*Aufgabendetails*:
Gib den Abschnitt der Ankündigung zwischen "Veranstaltungsinfo" und "gewisse Rolle spielt.", einschließlich, erneut wieder und tausche dabei "Wittelsbacher" gegen "Habsburger" aus.

*Text*:
==========
Veranstaltungsinfo
Gerd Holzheimer "Auf geht´s: Zu neuen Ufern!" (1): Der Herr Meyer aus der Kaiserstraß
"AUF GEHT´S: ZU NEUEN UFERN!" - NEUE LITERATURREIHE MIT GERD HOLZHEIMER
Politische Aufbrüche
Die Ausrufung des Freistaats Bayern und damit gleichzeitig der Räterepublik in München jährt sich zum hundertsten Mal, wieder einmal Anlass für ein Jubiläum. Diese literarische Reihe greift diese Geschichte auf und erweitert sie: um die Vorgeschichte, und dazu gehören auch siebenhundert Jahre Wittelsbacher, um die Wende vom 19. zum 20. Jahrhundert, eine Zeit, in der in München ein wirklich großer Aufbruch stattfand, auf allen Ebenen menschlichen Lebens – eine Wendung der Dinge, wie sie sich in gewisser Weise 1968 wiederholen sollte. Natürlich gehört auch die Revolution von 1918 selbst zum Thema sowie ein Herr Meyer in München, der sich später Lenin nannte, und eine gewisse Rolle spielt.
==========
*Auszüge der Einträge*:
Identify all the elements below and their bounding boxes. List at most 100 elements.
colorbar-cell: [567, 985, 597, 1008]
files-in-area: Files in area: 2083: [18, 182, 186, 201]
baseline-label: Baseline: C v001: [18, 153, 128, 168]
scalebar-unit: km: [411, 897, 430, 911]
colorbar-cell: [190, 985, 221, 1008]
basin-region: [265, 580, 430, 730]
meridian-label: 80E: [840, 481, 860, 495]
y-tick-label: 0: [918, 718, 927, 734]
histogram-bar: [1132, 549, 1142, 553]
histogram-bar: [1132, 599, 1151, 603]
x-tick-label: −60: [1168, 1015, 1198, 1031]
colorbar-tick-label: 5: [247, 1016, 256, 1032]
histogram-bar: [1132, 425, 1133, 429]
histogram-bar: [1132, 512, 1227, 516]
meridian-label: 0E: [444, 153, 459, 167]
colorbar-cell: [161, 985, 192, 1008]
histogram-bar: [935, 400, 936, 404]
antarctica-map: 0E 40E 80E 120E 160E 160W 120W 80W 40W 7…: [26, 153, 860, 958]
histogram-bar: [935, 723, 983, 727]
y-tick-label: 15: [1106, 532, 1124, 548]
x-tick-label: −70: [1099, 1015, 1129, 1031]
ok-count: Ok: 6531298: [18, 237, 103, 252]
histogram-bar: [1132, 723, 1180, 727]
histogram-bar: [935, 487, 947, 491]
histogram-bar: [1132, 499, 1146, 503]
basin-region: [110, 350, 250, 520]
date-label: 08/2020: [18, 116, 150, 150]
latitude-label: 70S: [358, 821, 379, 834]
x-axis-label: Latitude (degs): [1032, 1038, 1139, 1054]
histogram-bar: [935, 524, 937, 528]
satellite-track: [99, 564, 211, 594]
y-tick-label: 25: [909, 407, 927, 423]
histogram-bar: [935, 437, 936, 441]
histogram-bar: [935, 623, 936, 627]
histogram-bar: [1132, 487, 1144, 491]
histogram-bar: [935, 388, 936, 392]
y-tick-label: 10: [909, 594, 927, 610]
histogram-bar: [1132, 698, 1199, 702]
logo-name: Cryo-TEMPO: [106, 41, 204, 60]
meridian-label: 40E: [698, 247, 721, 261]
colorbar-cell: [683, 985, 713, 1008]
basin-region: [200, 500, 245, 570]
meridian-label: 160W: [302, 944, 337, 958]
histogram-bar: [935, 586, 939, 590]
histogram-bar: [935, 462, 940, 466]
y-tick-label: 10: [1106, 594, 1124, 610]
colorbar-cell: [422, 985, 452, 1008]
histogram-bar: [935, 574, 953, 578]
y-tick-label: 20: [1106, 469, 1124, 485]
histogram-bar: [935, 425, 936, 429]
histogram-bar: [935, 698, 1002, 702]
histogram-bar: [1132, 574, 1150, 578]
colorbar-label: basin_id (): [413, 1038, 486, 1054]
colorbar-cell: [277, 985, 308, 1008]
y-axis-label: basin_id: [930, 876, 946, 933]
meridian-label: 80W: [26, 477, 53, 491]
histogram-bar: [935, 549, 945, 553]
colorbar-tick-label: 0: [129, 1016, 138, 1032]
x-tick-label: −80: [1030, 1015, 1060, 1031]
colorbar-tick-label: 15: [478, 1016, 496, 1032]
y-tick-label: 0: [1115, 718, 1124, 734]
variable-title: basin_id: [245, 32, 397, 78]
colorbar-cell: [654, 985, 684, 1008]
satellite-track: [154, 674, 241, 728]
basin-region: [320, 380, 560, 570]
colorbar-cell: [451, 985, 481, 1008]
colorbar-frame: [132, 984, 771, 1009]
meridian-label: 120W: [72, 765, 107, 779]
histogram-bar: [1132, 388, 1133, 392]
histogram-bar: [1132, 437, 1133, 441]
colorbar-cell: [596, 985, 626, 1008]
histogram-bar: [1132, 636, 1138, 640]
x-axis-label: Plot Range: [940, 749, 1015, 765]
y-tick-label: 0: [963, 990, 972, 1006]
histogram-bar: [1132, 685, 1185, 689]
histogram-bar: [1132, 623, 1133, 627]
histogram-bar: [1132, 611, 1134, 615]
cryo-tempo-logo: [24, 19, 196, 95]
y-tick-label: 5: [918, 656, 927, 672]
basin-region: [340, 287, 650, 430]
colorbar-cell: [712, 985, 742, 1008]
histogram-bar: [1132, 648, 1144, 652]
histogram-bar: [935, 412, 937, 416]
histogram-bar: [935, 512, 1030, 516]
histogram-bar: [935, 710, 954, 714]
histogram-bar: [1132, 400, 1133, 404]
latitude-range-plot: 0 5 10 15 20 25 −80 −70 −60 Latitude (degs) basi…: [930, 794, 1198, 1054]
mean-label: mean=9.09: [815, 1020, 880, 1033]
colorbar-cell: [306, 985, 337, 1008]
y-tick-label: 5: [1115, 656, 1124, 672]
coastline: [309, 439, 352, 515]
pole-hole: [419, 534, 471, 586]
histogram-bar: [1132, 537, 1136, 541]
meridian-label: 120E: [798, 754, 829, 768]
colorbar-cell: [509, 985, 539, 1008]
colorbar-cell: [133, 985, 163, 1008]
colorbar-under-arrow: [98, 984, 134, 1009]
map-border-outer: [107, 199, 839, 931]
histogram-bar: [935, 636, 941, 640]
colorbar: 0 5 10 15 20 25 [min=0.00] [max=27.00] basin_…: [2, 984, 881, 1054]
==========
*Gelöste Aufgabe*:
Veranstaltungsinfo
Gerd Holzheimer "Auf geht´s: Zu neuen Ufern!" (1): Der Herr Meyer aus der Kaiserstraß
"AUF GEHT´S: ZU NEUEN UFERN!" - NEUE LITERATURREIHE MIT GERD HOLZHEIMER
Politische Aufbrüche
Die Ausrufung des Freistaats Bayern und damit gleichzeitig der Räterepublik in München jährt sich zum hundertsten Mal, wieder einmal Anlass für ein Jubiläum. Diese literarische Reihe greift diese Geschichte auf und erweitert sie: um die Vorgeschichte, und dazu gehören auch siebenhundert Jahre Habsburger, um die Wende vom 19. zum 20. Jahrhundert, eine Zeit, in der in München ein wirklich großer Aufbruch stattfand, auf allen Ebenen menschlichen Lebens – eine Wendung der Dinge, wie sie sich in gewisser Weise 1968 wiederholen sollte. Natürlich gehört auch die Revolution von 1918 selbst zum Thema sowie ein Herr Meyer in München, der sich später Lenin nannte, und eine gewisse Rolle spielt.